— La consigna —
Extrae y reproduce sin cambios las líneas que van desde el inicio de los registros hasta la línea que contiene "band-ytick-label-2: -2.0 — [33, 380, 62, 398]", ambas incluidas.

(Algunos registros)
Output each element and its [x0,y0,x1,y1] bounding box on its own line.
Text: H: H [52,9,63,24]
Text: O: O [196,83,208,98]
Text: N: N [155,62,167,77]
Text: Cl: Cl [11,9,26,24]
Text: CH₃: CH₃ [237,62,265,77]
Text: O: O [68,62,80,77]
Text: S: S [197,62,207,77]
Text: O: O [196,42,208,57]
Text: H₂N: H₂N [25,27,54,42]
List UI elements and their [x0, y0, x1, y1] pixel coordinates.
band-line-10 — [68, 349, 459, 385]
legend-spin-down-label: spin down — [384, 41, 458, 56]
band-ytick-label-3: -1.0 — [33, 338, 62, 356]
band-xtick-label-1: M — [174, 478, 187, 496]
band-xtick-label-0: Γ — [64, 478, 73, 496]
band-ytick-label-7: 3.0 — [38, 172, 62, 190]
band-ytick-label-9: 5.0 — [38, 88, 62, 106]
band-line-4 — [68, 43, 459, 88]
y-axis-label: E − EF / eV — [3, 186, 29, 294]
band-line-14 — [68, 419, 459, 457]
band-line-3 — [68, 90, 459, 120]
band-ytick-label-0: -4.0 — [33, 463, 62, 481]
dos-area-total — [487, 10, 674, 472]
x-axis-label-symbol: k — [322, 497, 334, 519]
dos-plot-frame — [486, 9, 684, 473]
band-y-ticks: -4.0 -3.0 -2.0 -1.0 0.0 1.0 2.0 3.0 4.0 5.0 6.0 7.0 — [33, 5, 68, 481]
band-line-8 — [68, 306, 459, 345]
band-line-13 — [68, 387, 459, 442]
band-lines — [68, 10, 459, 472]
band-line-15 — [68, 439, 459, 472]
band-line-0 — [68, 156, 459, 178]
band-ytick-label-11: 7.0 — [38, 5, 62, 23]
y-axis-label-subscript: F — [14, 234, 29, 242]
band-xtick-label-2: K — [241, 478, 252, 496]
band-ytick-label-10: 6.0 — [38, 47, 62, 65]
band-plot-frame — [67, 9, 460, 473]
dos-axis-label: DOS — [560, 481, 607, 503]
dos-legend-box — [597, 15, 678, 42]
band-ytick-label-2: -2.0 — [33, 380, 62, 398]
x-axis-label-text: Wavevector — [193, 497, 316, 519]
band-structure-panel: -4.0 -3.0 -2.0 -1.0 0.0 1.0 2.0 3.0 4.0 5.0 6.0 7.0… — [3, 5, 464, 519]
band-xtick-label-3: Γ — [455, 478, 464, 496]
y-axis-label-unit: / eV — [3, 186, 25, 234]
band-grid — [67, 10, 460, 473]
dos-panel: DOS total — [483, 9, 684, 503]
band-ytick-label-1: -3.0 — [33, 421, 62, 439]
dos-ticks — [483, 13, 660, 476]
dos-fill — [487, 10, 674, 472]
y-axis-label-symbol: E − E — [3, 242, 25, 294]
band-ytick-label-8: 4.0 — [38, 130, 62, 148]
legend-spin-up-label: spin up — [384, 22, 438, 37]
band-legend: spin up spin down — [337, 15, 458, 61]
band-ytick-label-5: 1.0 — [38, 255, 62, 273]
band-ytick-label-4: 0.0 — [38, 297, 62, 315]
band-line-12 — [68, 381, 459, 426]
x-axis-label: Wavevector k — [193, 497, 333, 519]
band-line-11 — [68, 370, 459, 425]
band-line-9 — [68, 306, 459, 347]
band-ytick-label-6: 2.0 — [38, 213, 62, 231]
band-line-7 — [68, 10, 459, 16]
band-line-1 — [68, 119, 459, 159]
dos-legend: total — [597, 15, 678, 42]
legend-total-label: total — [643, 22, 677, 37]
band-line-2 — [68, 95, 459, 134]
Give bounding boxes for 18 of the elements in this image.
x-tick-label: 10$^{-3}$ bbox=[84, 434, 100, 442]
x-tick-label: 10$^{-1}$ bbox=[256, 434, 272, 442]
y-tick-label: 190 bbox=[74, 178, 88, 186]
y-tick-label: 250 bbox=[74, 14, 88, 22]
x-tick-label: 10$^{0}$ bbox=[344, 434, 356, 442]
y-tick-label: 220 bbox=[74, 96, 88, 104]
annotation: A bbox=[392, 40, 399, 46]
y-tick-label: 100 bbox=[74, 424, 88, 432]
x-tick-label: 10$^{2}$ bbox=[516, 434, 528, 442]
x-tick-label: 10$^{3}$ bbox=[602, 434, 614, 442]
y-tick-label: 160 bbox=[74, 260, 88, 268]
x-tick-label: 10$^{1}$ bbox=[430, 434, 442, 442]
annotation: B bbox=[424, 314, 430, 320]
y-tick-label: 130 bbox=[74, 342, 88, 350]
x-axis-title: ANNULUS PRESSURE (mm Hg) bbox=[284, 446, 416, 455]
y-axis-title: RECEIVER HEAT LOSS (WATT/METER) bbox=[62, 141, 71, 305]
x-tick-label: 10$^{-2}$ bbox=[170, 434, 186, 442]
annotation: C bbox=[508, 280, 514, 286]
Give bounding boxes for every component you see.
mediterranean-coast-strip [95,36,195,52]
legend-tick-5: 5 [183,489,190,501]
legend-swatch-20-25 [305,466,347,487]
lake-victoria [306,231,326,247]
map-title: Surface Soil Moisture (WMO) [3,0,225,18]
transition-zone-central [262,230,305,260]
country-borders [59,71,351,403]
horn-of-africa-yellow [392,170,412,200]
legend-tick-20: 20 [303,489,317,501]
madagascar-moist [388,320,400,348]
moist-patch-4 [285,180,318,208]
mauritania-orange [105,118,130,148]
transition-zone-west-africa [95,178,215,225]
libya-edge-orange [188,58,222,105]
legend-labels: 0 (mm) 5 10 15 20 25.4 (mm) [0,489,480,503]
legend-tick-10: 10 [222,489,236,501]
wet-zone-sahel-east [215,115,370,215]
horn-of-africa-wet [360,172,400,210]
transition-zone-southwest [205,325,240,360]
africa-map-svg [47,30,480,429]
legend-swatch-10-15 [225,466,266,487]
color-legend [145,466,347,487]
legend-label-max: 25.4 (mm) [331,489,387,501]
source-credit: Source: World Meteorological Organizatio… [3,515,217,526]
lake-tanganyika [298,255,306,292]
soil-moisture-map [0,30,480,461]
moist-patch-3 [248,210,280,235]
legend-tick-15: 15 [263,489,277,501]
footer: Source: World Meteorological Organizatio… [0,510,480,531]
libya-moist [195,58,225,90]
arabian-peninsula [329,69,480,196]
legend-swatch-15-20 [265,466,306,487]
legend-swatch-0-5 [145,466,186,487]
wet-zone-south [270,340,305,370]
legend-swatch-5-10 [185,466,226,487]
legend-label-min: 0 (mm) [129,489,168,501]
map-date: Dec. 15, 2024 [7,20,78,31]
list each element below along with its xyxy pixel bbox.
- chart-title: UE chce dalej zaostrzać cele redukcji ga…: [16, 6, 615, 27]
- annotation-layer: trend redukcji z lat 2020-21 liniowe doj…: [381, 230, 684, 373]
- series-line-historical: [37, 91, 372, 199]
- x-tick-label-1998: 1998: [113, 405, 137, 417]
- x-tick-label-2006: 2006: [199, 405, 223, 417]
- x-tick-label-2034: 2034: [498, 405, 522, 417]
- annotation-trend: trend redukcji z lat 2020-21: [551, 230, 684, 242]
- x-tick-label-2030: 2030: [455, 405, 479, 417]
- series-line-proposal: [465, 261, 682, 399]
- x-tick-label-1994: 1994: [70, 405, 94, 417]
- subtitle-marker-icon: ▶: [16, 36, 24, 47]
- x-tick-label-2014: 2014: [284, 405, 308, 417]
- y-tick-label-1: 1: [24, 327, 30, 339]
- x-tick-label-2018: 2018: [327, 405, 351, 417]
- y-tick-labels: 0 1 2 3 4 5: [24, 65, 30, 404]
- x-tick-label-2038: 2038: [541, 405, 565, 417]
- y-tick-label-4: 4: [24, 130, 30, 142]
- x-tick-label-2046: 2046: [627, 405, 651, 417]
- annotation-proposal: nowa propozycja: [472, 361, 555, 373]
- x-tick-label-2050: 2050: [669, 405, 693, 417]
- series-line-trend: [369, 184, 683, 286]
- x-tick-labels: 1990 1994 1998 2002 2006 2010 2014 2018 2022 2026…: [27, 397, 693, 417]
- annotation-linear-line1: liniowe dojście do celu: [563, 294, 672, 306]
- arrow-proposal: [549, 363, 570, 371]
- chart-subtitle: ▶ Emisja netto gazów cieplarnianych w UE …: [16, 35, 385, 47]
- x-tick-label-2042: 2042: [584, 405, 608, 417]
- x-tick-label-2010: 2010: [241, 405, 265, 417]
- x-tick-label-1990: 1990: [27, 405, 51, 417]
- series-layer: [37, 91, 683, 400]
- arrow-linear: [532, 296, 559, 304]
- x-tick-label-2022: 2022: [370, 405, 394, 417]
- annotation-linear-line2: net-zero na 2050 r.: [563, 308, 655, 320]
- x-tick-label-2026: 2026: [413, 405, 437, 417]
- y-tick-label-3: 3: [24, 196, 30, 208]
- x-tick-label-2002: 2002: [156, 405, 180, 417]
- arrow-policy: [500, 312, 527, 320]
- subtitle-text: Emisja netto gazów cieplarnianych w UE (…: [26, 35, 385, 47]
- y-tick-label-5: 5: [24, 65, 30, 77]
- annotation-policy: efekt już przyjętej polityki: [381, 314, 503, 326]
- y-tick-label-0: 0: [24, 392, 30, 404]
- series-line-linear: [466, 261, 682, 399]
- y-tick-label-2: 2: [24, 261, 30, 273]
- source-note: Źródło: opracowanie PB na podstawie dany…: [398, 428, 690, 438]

— Respuesta —
Output each element and its [x0,y0,x1,y1] bounding box on its own line.
Text: H: H [52,9,63,24]
Text: O: O [196,83,208,98]
Text: N: N [155,62,167,77]
Text: Cl: Cl [11,9,26,24]
Text: CH₃: CH₃ [237,62,265,77]
Text: O: O [68,62,80,77]
Text: S: S [197,62,207,77]
Text: O: O [196,42,208,57]
Text: H₂N: H₂N [25,27,54,42]
List UI elements and their [x0, y0, x1, y1] pixel coordinates.
band-line-10 — [68, 349, 459, 385]
legend-spin-down-label: spin down — [384, 41, 458, 56]
band-ytick-label-3: -1.0 — [33, 338, 62, 356]
band-xtick-label-1: M — [174, 478, 187, 496]
band-xtick-label-0: Γ — [64, 478, 73, 496]
band-ytick-label-7: 3.0 — [38, 172, 62, 190]
band-ytick-label-9: 5.0 — [38, 88, 62, 106]
band-line-4 — [68, 43, 459, 88]
y-axis-label: E − EF / eV — [3, 186, 29, 294]
band-line-14 — [68, 419, 459, 457]
band-line-3 — [68, 90, 459, 120]
band-ytick-label-0: -4.0 — [33, 463, 62, 481]
dos-area-total — [487, 10, 674, 472]
x-axis-label-symbol: k — [322, 497, 334, 519]
dos-plot-frame — [486, 9, 684, 473]
band-y-ticks: -4.0 -3.0 -2.0 -1.0 0.0 1.0 2.0 3.0 4.0 5.0 6.0 7.0 — [33, 5, 68, 481]
band-line-8 — [68, 306, 459, 345]
band-line-13 — [68, 387, 459, 442]
band-lines — [68, 10, 459, 472]
band-line-15 — [68, 439, 459, 472]
band-line-0 — [68, 156, 459, 178]
band-ytick-label-11: 7.0 — [38, 5, 62, 23]
y-axis-label-subscript: F — [14, 234, 29, 242]
band-xtick-label-2: K — [241, 478, 252, 496]
band-ytick-label-10: 6.0 — [38, 47, 62, 65]
band-plot-frame — [67, 9, 460, 473]
dos-axis-label: DOS — [560, 481, 607, 503]
dos-legend-box — [597, 15, 678, 42]
band-ytick-label-2: -2.0 — [33, 380, 62, 398]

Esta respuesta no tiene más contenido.